• _FONTE_
=======
Insieme alla non violenza, era anche l’aspetto cosmopolita della piazza e la quasi totale assenza di fondamentalismo religioso a colpire l’occhio dell’osservatore.

Nel racconto del Cairo anni Quaranta che ‘Ala al-Aswani ci offre pare di poterne scorgere alcuni prodromi: in primo piano ci sono i rapporti fra le persone, non questioni di fede. E incontriamo «gli sguardi torvi e pieni di odio» di alcuni fondamentalisti solo di sfuggita.

Passando dal romanzo alla storia, viene da chiedersi come dalla società egiziana sia potuto nascere un movimento oscurantista come quello wahabita. «Non dobbiamo dimenticare – spiega ‘Ala al-Aswani – che l’Egitto è musulmano da 15 secoli. Nei precedenti 35 è stato cosmopolita. Questo ha lasciato segni forti nella cultura degli egiziani,piuttosto laica. I rapporti sono basati su elementi molto più umani, c’è un rispetto profondo per la differenze. In Egitto vivono tanti greci, italiani, armeni».

Qual è allora la radice del fondamentalismo? «Il wahabismo era sempre stato una corrente minoritaria, ma ha avuto un boom grazie agli introiti della vendita del petrolio negli anni Settanta: miliardi di dollari. L’Europa non è esclusa da queste campagne di promozione foraggiate con i soldi del petrolio». Negli anni raccontati da questo romanzo, di tutto ciò, quasi non c’è traccia. Forse anche per questo brillano alcuni personaggi femminili, immagini vitali di ragazze non costrette a nascondersi. Come la musulmana Salhia, che Aisha prepara alla notte di nozze evitando con cura toni «da predica del venerdì».

Piazza Tahrir

Piazza Tahrir

E poi ecco affascinanti figure di donna in lotta contro i pregiudizi, come l’ebrea Odette, amante del britannico Wright. La sessualità e la dialettica fra uomo e donna è il filo rosso e forte che attraversa tutto il romanzo. «La letteratura è la vita scritta sulla carta» commenta al-Aswani. «Quello che leggiamo deve richiamare ciò che c’è di più significativo, profondo e bello nella vita reale. Come la sessualità. Non facciamo l’amore solo per piacere. Ma anche per cercare qualcosa nel rapporto con l’altra, per conoscere l’altro, perché vogliamo scoprire il nostro partner. Il sesso è uno degli aspetti più preziosi della nostra vita. E la letteratura non può assolutamente ignorare i lati più profondi della nostra personalità».
=======
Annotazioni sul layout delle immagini
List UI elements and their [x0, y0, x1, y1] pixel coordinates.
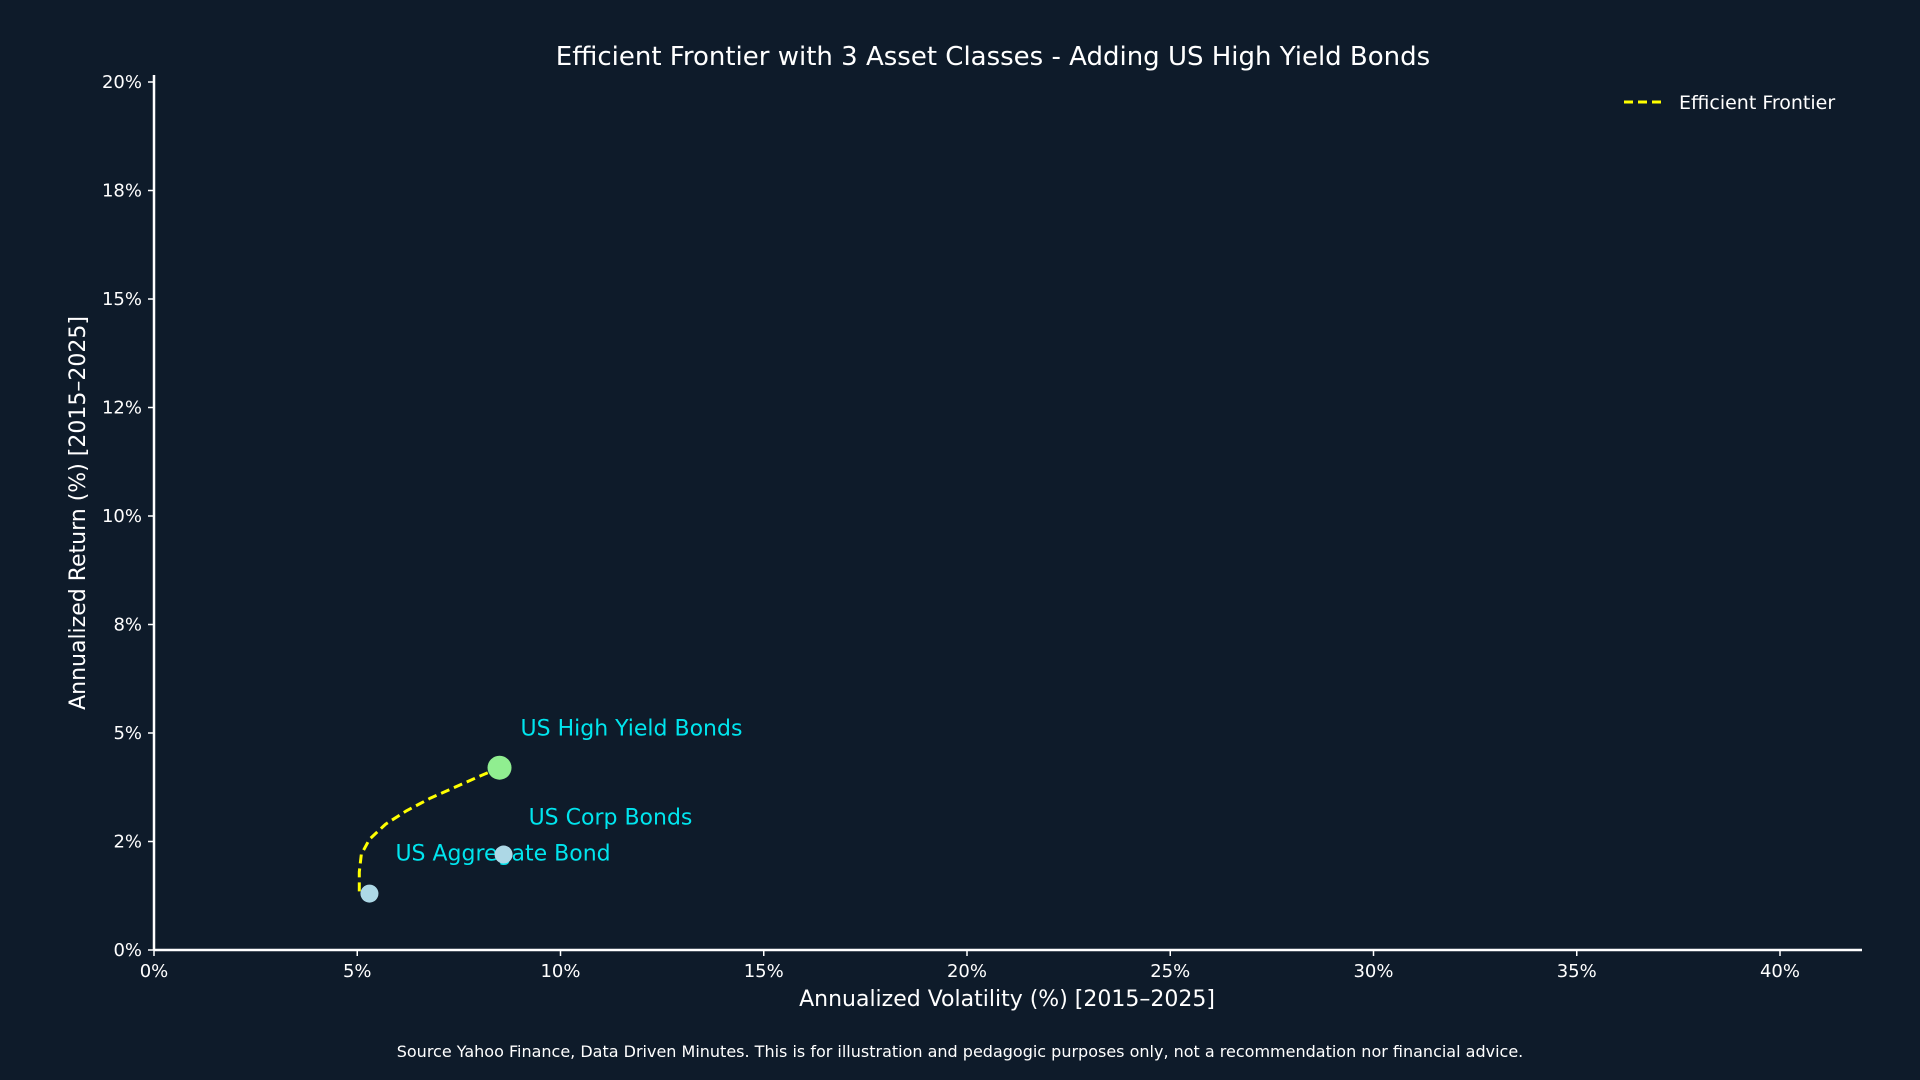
y-tick-label: 8% [113, 615, 142, 636]
y-tick-label: 5% [113, 723, 142, 744]
x-tick-label: 10% [540, 961, 580, 982]
y-tick-label: 20% [102, 72, 142, 93]
x-axis-ticks: 0% 5% 10% 15% 20% 25% 30% 35% 40% [140, 950, 1800, 982]
x-tick-label: 15% [744, 961, 784, 982]
y-tick-label: 2% [113, 832, 142, 853]
y-tick-label: 15% [102, 289, 142, 310]
legend: Efficient Frontier [1624, 92, 1835, 114]
legend-label-efficient-frontier: Efficient Frontier [1679, 92, 1835, 114]
source-footnote: Source Yahoo Finance, Data Driven Minute… [396, 1042, 1524, 1061]
y-tick-label: 0% [113, 940, 142, 961]
x-tick-label: 0% [140, 961, 169, 982]
x-tick-label: 25% [1150, 961, 1190, 982]
asset-point [494, 845, 513, 864]
axes [152, 75, 1862, 952]
asset-point [360, 884, 379, 903]
asset-label: US High Yield Bonds [521, 717, 743, 742]
chart-title: Efficient Frontier with 3 Asset Classes … [556, 42, 1430, 72]
y-tick-label: 18% [102, 181, 142, 202]
efficient-frontier-line [357, 766, 501, 892]
asset-label: US Corp Bonds [529, 806, 693, 831]
x-tick-label: 35% [1557, 961, 1597, 982]
x-tick-label: 5% [343, 961, 372, 982]
x-axis-label: Annualized Volatility (%) [2015–2025] [799, 987, 1215, 1012]
asset-point [487, 755, 512, 780]
y-tick-label: 10% [102, 506, 142, 527]
x-tick-label: 20% [947, 961, 987, 982]
y-tick-label: 12% [102, 398, 142, 419]
x-tick-label: 40% [1760, 961, 1800, 982]
y-axis-ticks: 0% 2% 5% 8% 10% 12% 15% 18% 20% [102, 72, 154, 961]
x-tick-label: 30% [1353, 961, 1393, 982]
y-axis-label: Annualized Return (%) [2015–2025] [66, 316, 91, 710]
=======
• _COMPITI ASSEGNATI_
1. Ripeti parola per parola la parte del brano che comincia con "Insieme alla non" e prosegue fino a "colpire l’occhio dell’osservatore.".
2. Duplica identiche le righe dei dati che vanno dalla riga contenente "y-tick-label: 8% [113, 615, 142, 636]" fino alla riga contenente "x-tick-label: 25% [1150, 961, 1190, 982]", entrambe comprese.
Il brano e le righe sono due materiali distinti, da tenere separati.

• _RISULTATI PER COMPITO_
1.
Insieme alla non violenza, era anche l’aspetto cosmopolita della piazza e la quasi totale assenza di fondamentalismo religioso a colpire l’occhio dell’osservatore.

2.
y-tick-label: 8% [113, 615, 142, 636]
y-tick-label: 5% [113, 723, 142, 744]
x-tick-label: 10% [540, 961, 580, 982]
y-tick-label: 20% [102, 72, 142, 93]
x-axis-ticks: 0% 5% 10% 15% 20% 25% 30% 35% 40% [140, 950, 1800, 982]
x-tick-label: 15% [744, 961, 784, 982]
y-tick-label: 2% [113, 832, 142, 853]
y-tick-label: 15% [102, 289, 142, 310]
legend: Efficient Frontier [1624, 92, 1835, 114]
legend-label-efficient-frontier: Efficient Frontier [1679, 92, 1835, 114]
source-footnote: Source Yahoo Finance, Data Driven Minute… [396, 1042, 1524, 1061]
y-tick-label: 0% [113, 940, 142, 961]
x-tick-label: 0% [140, 961, 169, 982]
x-tick-label: 25% [1150, 961, 1190, 982]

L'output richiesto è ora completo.